• Dataset entries
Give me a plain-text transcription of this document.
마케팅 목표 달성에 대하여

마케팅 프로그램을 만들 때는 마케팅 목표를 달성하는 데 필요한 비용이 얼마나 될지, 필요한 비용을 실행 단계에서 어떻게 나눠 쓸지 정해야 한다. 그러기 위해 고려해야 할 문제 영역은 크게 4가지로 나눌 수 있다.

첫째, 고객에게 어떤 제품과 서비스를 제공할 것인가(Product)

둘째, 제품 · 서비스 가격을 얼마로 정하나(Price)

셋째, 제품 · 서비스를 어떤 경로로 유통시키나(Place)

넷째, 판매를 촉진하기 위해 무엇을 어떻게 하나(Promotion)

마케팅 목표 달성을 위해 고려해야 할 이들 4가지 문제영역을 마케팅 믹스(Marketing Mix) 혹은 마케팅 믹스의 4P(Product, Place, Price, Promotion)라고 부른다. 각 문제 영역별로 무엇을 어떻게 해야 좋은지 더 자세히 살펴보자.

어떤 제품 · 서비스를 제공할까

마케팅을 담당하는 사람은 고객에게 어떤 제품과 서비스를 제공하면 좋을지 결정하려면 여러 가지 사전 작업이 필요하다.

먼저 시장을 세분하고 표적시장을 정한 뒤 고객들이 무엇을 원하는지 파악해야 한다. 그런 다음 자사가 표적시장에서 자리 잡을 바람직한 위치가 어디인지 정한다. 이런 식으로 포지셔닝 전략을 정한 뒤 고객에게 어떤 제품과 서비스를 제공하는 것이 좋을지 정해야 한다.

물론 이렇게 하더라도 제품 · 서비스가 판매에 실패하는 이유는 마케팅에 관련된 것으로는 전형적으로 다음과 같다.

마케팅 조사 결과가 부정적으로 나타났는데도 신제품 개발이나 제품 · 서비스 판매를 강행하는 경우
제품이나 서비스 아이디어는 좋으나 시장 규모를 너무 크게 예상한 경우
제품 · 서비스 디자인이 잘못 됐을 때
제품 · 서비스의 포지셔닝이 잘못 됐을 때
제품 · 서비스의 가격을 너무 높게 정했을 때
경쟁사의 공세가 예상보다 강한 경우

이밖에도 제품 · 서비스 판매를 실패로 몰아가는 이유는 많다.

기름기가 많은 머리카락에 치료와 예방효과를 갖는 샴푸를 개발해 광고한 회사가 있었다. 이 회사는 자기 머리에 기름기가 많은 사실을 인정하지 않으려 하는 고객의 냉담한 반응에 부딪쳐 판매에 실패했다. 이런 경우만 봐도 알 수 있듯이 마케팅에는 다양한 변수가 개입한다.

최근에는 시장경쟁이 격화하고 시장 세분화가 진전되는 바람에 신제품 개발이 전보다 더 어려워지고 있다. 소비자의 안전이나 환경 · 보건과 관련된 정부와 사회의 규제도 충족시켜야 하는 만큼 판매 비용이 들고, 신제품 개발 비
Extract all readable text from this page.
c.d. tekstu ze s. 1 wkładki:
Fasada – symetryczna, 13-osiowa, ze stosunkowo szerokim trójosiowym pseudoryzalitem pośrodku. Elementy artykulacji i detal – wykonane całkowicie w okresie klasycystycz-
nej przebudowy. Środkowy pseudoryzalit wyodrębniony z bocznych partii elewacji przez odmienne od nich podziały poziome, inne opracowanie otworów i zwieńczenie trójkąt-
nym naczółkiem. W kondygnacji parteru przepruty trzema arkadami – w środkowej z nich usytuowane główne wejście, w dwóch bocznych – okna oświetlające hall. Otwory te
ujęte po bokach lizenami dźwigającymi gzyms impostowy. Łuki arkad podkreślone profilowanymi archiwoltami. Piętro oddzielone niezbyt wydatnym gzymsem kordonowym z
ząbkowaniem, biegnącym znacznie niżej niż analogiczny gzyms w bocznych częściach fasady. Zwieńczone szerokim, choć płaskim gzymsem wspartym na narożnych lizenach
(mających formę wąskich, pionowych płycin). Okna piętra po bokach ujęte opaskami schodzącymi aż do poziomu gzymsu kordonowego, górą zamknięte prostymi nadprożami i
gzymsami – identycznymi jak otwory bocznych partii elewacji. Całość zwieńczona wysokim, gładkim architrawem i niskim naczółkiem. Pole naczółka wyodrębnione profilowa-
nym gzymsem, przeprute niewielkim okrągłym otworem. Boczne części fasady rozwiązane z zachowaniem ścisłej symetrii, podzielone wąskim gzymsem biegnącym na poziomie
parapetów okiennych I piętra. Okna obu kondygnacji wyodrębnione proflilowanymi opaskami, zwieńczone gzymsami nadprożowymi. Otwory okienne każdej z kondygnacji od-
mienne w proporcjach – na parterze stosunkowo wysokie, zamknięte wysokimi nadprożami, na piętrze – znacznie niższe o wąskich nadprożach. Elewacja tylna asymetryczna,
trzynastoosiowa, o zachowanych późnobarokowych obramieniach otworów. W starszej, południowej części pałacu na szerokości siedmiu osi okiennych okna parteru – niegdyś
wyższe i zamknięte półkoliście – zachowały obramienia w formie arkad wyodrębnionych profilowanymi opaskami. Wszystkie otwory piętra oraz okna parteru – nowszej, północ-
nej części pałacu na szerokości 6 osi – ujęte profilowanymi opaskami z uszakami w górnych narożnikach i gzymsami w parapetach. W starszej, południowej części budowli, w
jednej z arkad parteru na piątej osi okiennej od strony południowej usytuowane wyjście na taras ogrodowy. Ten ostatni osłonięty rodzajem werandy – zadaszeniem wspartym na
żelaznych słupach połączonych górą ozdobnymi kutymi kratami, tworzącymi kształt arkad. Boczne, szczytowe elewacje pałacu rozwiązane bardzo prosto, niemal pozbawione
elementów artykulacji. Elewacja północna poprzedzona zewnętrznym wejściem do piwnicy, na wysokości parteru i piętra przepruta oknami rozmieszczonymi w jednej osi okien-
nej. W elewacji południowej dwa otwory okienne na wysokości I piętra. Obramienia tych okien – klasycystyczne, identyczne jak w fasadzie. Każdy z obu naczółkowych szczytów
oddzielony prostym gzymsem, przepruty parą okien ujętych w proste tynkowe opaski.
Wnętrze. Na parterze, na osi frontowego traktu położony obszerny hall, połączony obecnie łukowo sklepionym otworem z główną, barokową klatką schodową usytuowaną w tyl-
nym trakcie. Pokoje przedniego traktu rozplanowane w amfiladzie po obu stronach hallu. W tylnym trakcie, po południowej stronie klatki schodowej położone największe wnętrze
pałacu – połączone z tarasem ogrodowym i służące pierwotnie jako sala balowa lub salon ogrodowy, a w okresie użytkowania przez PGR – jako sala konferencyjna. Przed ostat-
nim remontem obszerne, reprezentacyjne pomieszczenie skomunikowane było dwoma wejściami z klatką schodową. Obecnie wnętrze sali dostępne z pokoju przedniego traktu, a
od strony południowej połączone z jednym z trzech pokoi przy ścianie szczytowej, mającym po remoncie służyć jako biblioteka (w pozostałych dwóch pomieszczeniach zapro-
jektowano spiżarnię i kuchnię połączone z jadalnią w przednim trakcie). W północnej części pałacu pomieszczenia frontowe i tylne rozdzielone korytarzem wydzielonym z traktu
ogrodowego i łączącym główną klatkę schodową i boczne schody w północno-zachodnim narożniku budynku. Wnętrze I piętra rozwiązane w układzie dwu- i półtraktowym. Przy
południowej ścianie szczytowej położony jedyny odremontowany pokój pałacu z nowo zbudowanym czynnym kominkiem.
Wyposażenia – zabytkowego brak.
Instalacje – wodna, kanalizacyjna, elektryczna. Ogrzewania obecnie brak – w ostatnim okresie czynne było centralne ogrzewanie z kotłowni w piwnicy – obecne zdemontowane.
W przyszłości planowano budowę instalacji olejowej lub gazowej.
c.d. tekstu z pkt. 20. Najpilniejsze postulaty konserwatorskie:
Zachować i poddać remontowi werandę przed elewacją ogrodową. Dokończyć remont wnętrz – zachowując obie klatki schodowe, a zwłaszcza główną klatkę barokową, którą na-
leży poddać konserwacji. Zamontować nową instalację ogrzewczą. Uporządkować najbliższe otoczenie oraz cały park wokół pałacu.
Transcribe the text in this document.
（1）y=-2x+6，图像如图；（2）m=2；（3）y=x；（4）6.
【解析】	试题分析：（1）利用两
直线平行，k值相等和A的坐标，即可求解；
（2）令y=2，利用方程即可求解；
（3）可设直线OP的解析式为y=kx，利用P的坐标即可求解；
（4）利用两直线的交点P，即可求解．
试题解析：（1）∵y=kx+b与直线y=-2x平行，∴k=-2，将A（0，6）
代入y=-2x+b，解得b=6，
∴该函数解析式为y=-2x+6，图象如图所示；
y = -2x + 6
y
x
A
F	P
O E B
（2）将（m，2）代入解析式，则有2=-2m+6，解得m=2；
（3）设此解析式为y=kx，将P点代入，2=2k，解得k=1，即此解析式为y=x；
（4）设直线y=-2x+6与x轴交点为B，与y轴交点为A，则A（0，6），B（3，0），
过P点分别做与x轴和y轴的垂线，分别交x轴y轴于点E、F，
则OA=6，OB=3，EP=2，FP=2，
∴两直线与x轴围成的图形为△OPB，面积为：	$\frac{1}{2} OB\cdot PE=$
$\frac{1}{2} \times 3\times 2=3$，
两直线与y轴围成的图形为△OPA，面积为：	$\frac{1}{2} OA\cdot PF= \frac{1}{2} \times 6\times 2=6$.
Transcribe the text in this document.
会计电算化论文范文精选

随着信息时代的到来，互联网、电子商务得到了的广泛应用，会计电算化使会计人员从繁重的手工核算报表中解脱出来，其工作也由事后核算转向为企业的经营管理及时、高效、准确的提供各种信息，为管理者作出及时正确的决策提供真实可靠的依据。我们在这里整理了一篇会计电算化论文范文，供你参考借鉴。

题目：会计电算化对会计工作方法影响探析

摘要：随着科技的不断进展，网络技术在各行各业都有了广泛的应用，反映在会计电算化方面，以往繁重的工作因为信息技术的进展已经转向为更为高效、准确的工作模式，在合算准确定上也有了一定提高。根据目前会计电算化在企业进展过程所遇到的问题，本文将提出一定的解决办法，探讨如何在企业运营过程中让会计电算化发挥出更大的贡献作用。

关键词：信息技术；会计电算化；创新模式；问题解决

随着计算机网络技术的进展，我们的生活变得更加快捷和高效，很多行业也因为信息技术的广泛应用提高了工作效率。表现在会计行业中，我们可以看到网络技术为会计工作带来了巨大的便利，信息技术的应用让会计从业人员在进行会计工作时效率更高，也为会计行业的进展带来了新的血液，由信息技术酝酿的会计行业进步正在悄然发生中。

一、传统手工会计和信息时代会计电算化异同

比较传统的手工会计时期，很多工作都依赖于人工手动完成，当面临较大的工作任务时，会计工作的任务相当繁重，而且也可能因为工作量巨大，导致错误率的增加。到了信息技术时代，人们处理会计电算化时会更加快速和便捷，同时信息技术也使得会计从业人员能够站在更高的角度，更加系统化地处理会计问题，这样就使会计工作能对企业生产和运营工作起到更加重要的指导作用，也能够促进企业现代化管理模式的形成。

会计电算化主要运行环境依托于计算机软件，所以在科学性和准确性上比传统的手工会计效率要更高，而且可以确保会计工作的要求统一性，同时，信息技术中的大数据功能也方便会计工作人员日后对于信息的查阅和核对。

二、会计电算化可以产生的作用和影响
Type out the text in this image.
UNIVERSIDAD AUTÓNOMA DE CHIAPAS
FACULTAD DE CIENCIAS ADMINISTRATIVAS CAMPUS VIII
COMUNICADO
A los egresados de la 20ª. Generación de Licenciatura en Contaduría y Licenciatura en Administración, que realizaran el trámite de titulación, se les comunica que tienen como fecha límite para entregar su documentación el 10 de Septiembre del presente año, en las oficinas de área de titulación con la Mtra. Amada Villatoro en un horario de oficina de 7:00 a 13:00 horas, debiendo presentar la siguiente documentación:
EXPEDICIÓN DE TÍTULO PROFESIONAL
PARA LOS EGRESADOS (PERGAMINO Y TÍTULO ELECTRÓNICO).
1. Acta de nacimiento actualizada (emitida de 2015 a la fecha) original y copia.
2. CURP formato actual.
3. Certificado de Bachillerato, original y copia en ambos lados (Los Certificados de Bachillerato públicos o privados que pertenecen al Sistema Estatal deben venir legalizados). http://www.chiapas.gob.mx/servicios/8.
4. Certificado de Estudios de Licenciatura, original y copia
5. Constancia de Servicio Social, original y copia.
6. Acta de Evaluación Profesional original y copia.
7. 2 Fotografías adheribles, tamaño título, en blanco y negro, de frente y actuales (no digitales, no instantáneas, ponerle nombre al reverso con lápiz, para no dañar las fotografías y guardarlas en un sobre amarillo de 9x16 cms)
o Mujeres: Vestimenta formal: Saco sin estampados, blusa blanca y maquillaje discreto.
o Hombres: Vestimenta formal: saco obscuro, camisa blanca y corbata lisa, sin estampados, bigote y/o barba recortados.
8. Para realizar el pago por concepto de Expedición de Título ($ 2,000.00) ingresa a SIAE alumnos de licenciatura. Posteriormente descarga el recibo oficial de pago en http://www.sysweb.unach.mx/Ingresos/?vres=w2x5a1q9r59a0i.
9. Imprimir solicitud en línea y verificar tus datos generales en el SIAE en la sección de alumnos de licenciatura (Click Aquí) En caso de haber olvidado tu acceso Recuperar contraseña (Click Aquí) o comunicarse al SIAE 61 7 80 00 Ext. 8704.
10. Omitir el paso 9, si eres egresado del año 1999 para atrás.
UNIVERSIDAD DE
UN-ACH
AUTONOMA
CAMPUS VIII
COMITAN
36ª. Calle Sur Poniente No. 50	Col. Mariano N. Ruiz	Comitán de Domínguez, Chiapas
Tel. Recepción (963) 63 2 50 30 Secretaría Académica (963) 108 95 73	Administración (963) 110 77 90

• Task instructions
Pick out the lines containing the string "szczytowej".

• Full response
od strony południowej połączone z jednym z trzech pokoi przy ścianie szczytowej, mającym po remoncie służyć jako biblioteka (w pozostałych dwóch pomieszczeniach zapro-
południowej ścianie szczytowej położony jedyny odremontowany pokój pałacu z nowo zbudowanym czynnym kominkiem.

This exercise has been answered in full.